INFORMATION GIVEN:

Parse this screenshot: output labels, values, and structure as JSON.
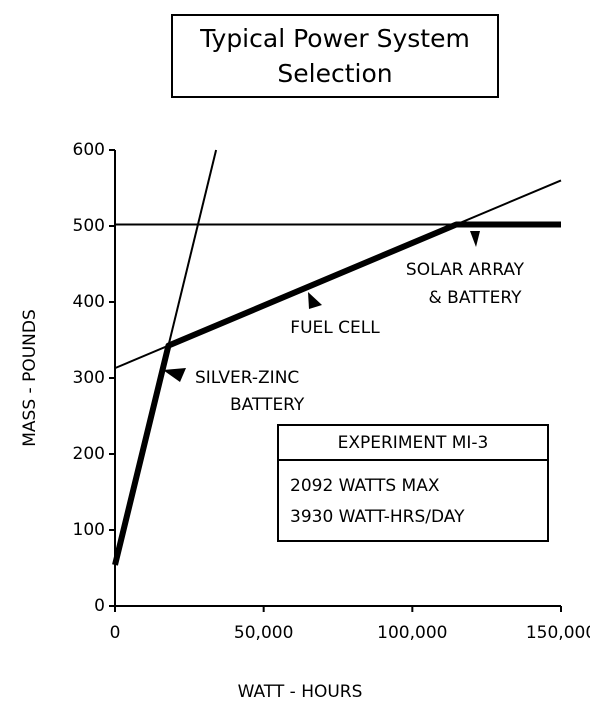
{
  "chart_data": {
    "type": "line",
    "title": [
      "Typical Power System",
      "Selection"
    ],
    "xlabel": "WATT - HOURS",
    "ylabel": "MASS - POUNDS",
    "xlim": [
      0,
      150000
    ],
    "ylim": [
      0,
      600
    ],
    "xticks": [
      0,
      {
        "value": 50000,
        "label": "50,000"
      },
      {
        "value": 100000,
        "label": "100,000"
      },
      {
        "value": 150000,
        "label": "150,000"
      }
    ],
    "yticks": [
      0,
      100,
      200,
      300,
      400,
      500,
      600
    ],
    "color": "#000000",
    "series": [
      {
        "label": [
          "SILVER-ZINC",
          "BATTERY"
        ],
        "x": [
          0,
          34000
        ],
        "values": [
          54,
          600
        ]
      },
      {
        "label": [
          "FUEL CELL"
        ],
        "x": [
          0,
          150000
        ],
        "values": [
          313,
          560
        ]
      },
      {
        "label": [
          "SOLAR ARRAY",
          "& BATTERY"
        ],
        "x": [
          0,
          150000
        ],
        "values": [
          502,
          502
        ]
      }
    ],
    "box": {
      "title": "EXPERIMENT MI-3",
      "lines": [
        "2092 WATTS MAX",
        "3930 WATT-HRS/DAY"
      ]
    }
  }
}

GOAL OF THE EXERCISE: Without the pictures, extract every entry verbatim.

REPLY:
Parse this screenshot: output labels, values, and structure as JSON.
{
  "chart_data": {
    "type": "line",
    "title": [
      "Typical Power System",
      "Selection"
    ],
    "xlabel": "WATT - HOURS",
    "ylabel": "MASS - POUNDS",
    "xlim": [
      0,
      150000
    ],
    "ylim": [
      0,
      600
    ],
    "xticks": [
      0,
      {
        "value": 50000,
        "label": "50,000"
      },
      {
        "value": 100000,
        "label": "100,000"
      },
      {
        "value": 150000,
        "label": "150,000"
      }
    ],
    "yticks": [
      0,
      100,
      200,
      300,
      400,
      500,
      600
    ],
    "color": "#000000",
    "series": [
      {
        "label": [
          "SILVER-ZINC",
          "BATTERY"
        ],
        "x": [
          0,
          34000
        ],
        "values": [
          54,
          600
        ]
      },
      {
        "label": [
          "FUEL CELL"
        ],
        "x": [
          0,
          150000
        ],
        "values": [
          313,
          560
        ]
      },
      {
        "label": [
          "SOLAR ARRAY",
          "& BATTERY"
        ],
        "x": [
          0,
          150000
        ],
        "values": [
          502,
          502
        ]
      }
    ],
    "box": {
      "title": "EXPERIMENT MI-3",
      "lines": [
        "2092 WATTS MAX",
        "3930 WATT-HRS/DAY"
      ]
    }
  }
}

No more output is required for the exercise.